▶ _Instructions to follow_: Output every record word for word.

— start of Records for the task —

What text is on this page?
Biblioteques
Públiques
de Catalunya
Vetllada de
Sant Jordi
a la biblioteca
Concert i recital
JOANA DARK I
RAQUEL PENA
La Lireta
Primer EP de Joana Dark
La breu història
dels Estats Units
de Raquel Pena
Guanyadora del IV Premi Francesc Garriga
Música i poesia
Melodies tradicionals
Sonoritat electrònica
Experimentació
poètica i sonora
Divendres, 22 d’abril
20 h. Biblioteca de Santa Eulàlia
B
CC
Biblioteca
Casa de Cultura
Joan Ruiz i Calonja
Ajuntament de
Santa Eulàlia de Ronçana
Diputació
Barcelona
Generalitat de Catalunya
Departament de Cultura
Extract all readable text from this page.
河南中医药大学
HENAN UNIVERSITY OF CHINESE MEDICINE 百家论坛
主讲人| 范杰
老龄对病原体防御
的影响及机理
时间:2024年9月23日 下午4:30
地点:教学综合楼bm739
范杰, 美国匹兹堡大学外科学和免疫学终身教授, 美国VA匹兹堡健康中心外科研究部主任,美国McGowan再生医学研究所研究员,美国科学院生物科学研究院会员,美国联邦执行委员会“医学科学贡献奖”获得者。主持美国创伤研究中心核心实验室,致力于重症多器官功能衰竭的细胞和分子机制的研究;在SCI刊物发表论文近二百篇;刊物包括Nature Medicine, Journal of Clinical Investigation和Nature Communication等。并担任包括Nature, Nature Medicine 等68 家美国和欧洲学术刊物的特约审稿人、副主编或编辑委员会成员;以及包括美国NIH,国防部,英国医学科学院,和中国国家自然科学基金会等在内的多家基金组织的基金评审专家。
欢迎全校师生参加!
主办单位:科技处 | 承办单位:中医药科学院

— end of Records for the task —

▶ _Written solution_:
What text is on this page?
Biblioteques
Públiques
de Catalunya
Vetllada de
Sant Jordi
a la biblioteca
Concert i recital
JOANA DARK I
RAQUEL PENA
La Lireta
Primer EP de Joana Dark
La breu història
dels Estats Units
de Raquel Pena
Guanyadora del IV Premi Francesc Garriga
Música i poesia
Melodies tradicionals
Sonoritat electrònica
Experimentació
poètica i sonora
Divendres, 22 d’abril
20 h. Biblioteca de Santa Eulàlia
B
CC
Biblioteca
Casa de Cultura
Joan Ruiz i Calonja
Ajuntament de
Santa Eulàlia de Ronçana
Diputació
Barcelona
Generalitat de Catalunya
Departament de Cultura
Extract all readable text from this page.
河南中医药大学
HENAN UNIVERSITY OF CHINESE MEDICINE 百家论坛
主讲人| 范杰
老龄对病原体防御
的影响及机理
时间:2024年9月23日 下午4:30
地点:教学综合楼bm739
范杰, 美国匹兹堡大学外科学和免疫学终身教授, 美国VA匹兹堡健康中心外科研究部主任,美国McGowan再生医学研究所研究员,美国科学院生物科学研究院会员,美国联邦执行委员会“医学科学贡献奖”获得者。主持美国创伤研究中心核心实验室,致力于重症多器官功能衰竭的细胞和分子机制的研究;在SCI刊物发表论文近二百篇;刊物包括Nature Medicine, Journal of Clinical Investigation和Nature Communication等。并担任包括Nature, Nature Medicine 等68 家美国和欧洲学术刊物的特约审稿人、副主编或编辑委员会成员;以及包括美国NIH,国防部,英国医学科学院,和中国国家自然科学基金会等在内的多家基金组织的基金评审专家。
欢迎全校师生参加!
主办单位:科技处 | 承办单位:中医药科学院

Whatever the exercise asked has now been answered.